--- Listing ---

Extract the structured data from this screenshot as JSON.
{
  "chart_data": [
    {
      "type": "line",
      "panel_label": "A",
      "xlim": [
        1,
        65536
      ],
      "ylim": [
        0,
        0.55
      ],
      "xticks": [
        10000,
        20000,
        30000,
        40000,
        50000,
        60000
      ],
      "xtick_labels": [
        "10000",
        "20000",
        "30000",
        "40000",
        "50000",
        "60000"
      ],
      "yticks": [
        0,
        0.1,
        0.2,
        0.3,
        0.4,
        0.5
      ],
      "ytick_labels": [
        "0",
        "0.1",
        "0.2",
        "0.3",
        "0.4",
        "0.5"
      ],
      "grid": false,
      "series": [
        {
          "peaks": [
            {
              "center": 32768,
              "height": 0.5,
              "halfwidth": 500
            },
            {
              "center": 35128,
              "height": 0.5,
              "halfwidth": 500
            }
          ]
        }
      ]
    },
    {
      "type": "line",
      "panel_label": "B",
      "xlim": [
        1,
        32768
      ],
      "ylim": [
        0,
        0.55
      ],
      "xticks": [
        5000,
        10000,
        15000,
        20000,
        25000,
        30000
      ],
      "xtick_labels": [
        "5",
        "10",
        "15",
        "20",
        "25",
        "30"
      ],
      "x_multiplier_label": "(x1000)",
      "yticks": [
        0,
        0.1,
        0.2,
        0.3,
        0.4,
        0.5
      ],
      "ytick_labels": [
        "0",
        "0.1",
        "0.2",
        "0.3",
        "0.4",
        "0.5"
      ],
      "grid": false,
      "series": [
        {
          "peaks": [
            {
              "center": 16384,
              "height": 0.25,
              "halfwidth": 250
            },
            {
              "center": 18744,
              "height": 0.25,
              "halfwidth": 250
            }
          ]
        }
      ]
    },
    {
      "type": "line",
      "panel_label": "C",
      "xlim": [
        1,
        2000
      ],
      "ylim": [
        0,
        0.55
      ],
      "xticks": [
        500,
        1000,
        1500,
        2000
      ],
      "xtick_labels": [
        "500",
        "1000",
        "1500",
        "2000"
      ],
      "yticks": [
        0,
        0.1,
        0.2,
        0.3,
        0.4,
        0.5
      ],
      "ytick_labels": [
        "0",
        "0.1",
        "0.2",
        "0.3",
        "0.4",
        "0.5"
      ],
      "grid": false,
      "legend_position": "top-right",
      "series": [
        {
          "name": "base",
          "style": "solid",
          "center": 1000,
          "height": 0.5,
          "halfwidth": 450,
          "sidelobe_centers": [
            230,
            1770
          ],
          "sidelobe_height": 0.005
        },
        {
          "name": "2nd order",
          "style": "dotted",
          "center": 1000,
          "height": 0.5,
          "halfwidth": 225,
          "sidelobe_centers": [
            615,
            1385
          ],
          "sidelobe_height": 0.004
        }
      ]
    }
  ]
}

---

Without leaving anything out, give the entries again exactly.

Extract the structured data from this screenshot as JSON.
{
  "chart_data": [
    {
      "type": "line",
      "panel_label": "A",
      "xlim": [
        1,
        65536
      ],
      "ylim": [
        0,
        0.55
      ],
      "xticks": [
        10000,
        20000,
        30000,
        40000,
        50000,
        60000
      ],
      "xtick_labels": [
        "10000",
        "20000",
        "30000",
        "40000",
        "50000",
        "60000"
      ],
      "yticks": [
        0,
        0.1,
        0.2,
        0.3,
        0.4,
        0.5
      ],
      "ytick_labels": [
        "0",
        "0.1",
        "0.2",
        "0.3",
        "0.4",
        "0.5"
      ],
      "grid": false,
      "series": [
        {
          "peaks": [
            {
              "center": 32768,
              "height": 0.5,
              "halfwidth": 500
            },
            {
              "center": 35128,
              "height": 0.5,
              "halfwidth": 500
            }
          ]
        }
      ]
    },
    {
      "type": "line",
      "panel_label": "B",
      "xlim": [
        1,
        32768
      ],
      "ylim": [
        0,
        0.55
      ],
      "xticks": [
        5000,
        10000,
        15000,
        20000,
        25000,
        30000
      ],
      "xtick_labels": [
        "5",
        "10",
        "15",
        "20",
        "25",
        "30"
      ],
      "x_multiplier_label": "(x1000)",
      "yticks": [
        0,
        0.1,
        0.2,
        0.3,
        0.4,
        0.5
      ],
      "ytick_labels": [
        "0",
        "0.1",
        "0.2",
        "0.3",
        "0.4",
        "0.5"
      ],
      "grid": false,
      "series": [
        {
          "peaks": [
            {
              "center": 16384,
              "height": 0.25,
              "halfwidth": 250
            },
            {
              "center": 18744,
              "height": 0.25,
              "halfwidth": 250
            }
          ]
        }
      ]
    },
    {
      "type": "line",
      "panel_label": "C",
      "xlim": [
        1,
        2000
      ],
      "ylim": [
        0,
        0.55
      ],
      "xticks": [
        500,
        1000,
        1500,
        2000
      ],
      "xtick_labels": [
        "500",
        "1000",
        "1500",
        "2000"
      ],
      "yticks": [
        0,
        0.1,
        0.2,
        0.3,
        0.4,
        0.5
      ],
      "ytick_labels": [
        "0",
        "0.1",
        "0.2",
        "0.3",
        "0.4",
        "0.5"
      ],
      "grid": false,
      "legend_position": "top-right",
      "series": [
        {
          "name": "base",
          "style": "solid",
          "center": 1000,
          "height": 0.5,
          "halfwidth": 450,
          "sidelobe_centers": [
            230,
            1770
          ],
          "sidelobe_height": 0.005
        },
        {
          "name": "2nd order",
          "style": "dotted",
          "center": 1000,
          "height": 0.5,
          "halfwidth": 225,
          "sidelobe_centers": [
            615,
            1385
          ],
          "sidelobe_height": 0.004
        }
      ]
    }
  ]
}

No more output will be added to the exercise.